• _Your instructions_: Look through the data below. Collect every line where the word "относящиеся" occurs.

• _Listing_:

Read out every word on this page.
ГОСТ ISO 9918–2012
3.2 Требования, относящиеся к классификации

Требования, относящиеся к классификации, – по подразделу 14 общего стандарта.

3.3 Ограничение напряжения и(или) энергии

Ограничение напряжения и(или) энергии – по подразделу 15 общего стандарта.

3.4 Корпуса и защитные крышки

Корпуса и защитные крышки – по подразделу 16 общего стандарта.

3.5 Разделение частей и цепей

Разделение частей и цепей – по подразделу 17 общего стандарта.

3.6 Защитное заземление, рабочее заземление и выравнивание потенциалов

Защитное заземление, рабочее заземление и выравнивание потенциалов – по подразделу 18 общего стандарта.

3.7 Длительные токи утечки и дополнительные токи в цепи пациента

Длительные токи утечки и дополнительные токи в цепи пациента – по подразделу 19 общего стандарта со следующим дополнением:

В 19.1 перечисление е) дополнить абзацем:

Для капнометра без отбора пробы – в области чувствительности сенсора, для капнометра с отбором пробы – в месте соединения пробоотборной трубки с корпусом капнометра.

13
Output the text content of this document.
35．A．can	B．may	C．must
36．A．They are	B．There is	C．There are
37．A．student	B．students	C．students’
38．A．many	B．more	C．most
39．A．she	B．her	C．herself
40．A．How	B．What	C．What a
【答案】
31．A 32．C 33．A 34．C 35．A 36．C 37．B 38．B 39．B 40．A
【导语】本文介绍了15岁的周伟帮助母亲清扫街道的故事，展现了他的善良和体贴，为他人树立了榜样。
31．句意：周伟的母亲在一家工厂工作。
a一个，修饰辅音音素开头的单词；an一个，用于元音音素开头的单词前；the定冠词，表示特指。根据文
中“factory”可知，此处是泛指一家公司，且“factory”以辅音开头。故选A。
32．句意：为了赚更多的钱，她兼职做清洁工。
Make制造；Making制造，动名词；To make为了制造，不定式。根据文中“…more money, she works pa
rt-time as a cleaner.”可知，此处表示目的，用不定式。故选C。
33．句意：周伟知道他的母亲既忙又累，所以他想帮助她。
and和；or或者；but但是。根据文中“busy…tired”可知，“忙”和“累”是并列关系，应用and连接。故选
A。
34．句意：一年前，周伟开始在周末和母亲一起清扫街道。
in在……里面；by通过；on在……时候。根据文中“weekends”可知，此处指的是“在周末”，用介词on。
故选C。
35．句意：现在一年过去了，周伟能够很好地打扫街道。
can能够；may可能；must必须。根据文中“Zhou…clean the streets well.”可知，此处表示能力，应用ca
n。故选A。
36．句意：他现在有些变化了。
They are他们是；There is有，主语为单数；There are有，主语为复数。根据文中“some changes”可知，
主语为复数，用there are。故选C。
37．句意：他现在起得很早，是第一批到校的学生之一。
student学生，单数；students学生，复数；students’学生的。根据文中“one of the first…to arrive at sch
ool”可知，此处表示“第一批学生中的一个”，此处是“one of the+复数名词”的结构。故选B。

• _In response_:
3.2 Требования, относящиеся к классификации
Требования, относящиеся к классификации, – по подразделу 14 общего стандарта.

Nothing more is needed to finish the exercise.